◆ RECORD LIST

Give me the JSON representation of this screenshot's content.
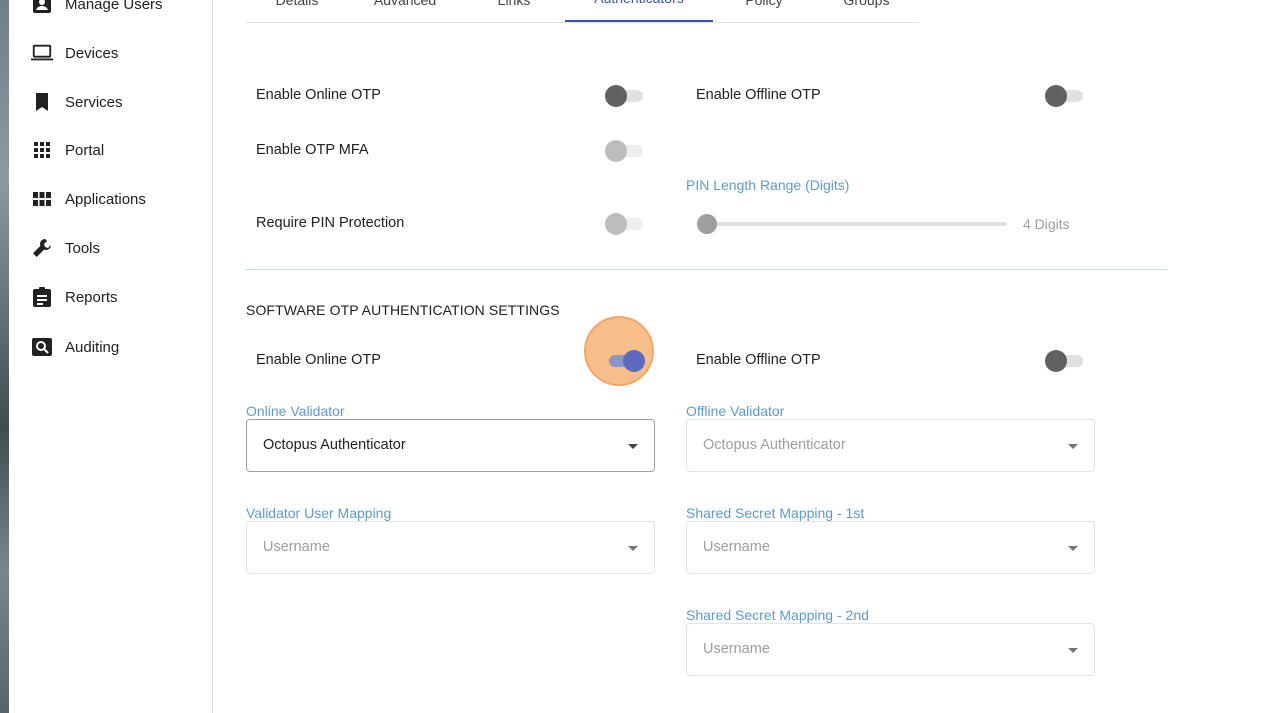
{
  "sidebar": {
    "items": [
      {
        "label": "Manage Users",
        "icon": "account-box-icon"
      },
      {
        "label": "Devices",
        "icon": "laptop-icon"
      },
      {
        "label": "Services",
        "icon": "bookmark-icon"
      },
      {
        "label": "Portal",
        "icon": "apps-grid-icon"
      },
      {
        "label": "Applications",
        "icon": "view-module-icon"
      },
      {
        "label": "Tools",
        "icon": "wrench-icon"
      },
      {
        "label": "Reports",
        "icon": "clipboard-icon"
      },
      {
        "label": "Auditing",
        "icon": "search-box-icon"
      }
    ]
  },
  "tabs": [
    {
      "label": "Details"
    },
    {
      "label": "Advanced"
    },
    {
      "label": "Links"
    },
    {
      "label": "Authenticators",
      "active": true
    },
    {
      "label": "Policy"
    },
    {
      "label": "Groups"
    }
  ],
  "hardware": {
    "enable_online_otp": {
      "label": "Enable Online OTP",
      "on": false
    },
    "enable_offline_otp": {
      "label": "Enable Offline OTP",
      "on": false
    },
    "enable_otp_mfa": {
      "label": "Enable OTP MFA",
      "on": false,
      "disabled": true
    },
    "pin_length": {
      "label": "PIN Length Range (Digits)",
      "value_text": "4 Digits",
      "fraction": 0.0
    },
    "require_pin": {
      "label": "Require PIN Protection",
      "on": false,
      "disabled": true
    }
  },
  "software": {
    "title": "SOFTWARE OTP AUTHENTICATION SETTINGS",
    "enable_online_otp": {
      "label": "Enable Online OTP",
      "on": true
    },
    "enable_offline_otp": {
      "label": "Enable Offline OTP",
      "on": false
    },
    "online_validator": {
      "label": "Online Validator",
      "value": "Octopus Authenticator"
    },
    "offline_validator": {
      "label": "Offline Validator",
      "value": "Octopus Authenticator"
    },
    "validator_user_mapping": {
      "label": "Validator User Mapping",
      "value": "Username"
    },
    "shared_secret_1": {
      "label": "Shared Secret Mapping - 1st",
      "value": "Username"
    },
    "shared_secret_2": {
      "label": "Shared Secret Mapping - 2nd",
      "value": "Username"
    }
  },
  "colors": {
    "accent": "#3f51b5",
    "label_blue": "#5b9bd5",
    "focus": "#f5a862"
  }
}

◆ PROBLEM
Quote the entries in full. Any image among them is to be omitted from the copy.

◆ RESPONSE
Give me the JSON representation of this screenshot's content.
{
  "sidebar": {
    "items": [
      {
        "label": "Manage Users",
        "icon": "account-box-icon"
      },
      {
        "label": "Devices",
        "icon": "laptop-icon"
      },
      {
        "label": "Services",
        "icon": "bookmark-icon"
      },
      {
        "label": "Portal",
        "icon": "apps-grid-icon"
      },
      {
        "label": "Applications",
        "icon": "view-module-icon"
      },
      {
        "label": "Tools",
        "icon": "wrench-icon"
      },
      {
        "label": "Reports",
        "icon": "clipboard-icon"
      },
      {
        "label": "Auditing",
        "icon": "search-box-icon"
      }
    ]
  },
  "tabs": [
    {
      "label": "Details"
    },
    {
      "label": "Advanced"
    },
    {
      "label": "Links"
    },
    {
      "label": "Authenticators",
      "active": true
    },
    {
      "label": "Policy"
    },
    {
      "label": "Groups"
    }
  ],
  "hardware": {
    "enable_online_otp": {
      "label": "Enable Online OTP",
      "on": false
    },
    "enable_offline_otp": {
      "label": "Enable Offline OTP",
      "on": false
    },
    "enable_otp_mfa": {
      "label": "Enable OTP MFA",
      "on": false,
      "disabled": true
    },
    "pin_length": {
      "label": "PIN Length Range (Digits)",
      "value_text": "4 Digits",
      "fraction": 0.0
    },
    "require_pin": {
      "label": "Require PIN Protection",
      "on": false,
      "disabled": true
    }
  },
  "software": {
    "title": "SOFTWARE OTP AUTHENTICATION SETTINGS",
    "enable_online_otp": {
      "label": "Enable Online OTP",
      "on": true
    },
    "enable_offline_otp": {
      "label": "Enable Offline OTP",
      "on": false
    },
    "online_validator": {
      "label": "Online Validator",
      "value": "Octopus Authenticator"
    },
    "offline_validator": {
      "label": "Offline Validator",
      "value": "Octopus Authenticator"
    },
    "validator_user_mapping": {
      "label": "Validator User Mapping",
      "value": "Username"
    },
    "shared_secret_1": {
      "label": "Shared Secret Mapping - 1st",
      "value": "Username"
    },
    "shared_secret_2": {
      "label": "Shared Secret Mapping - 2nd",
      "value": "Username"
    }
  },
  "colors": {
    "accent": "#3f51b5",
    "label_blue": "#5b9bd5",
    "focus": "#f5a862"
  }
}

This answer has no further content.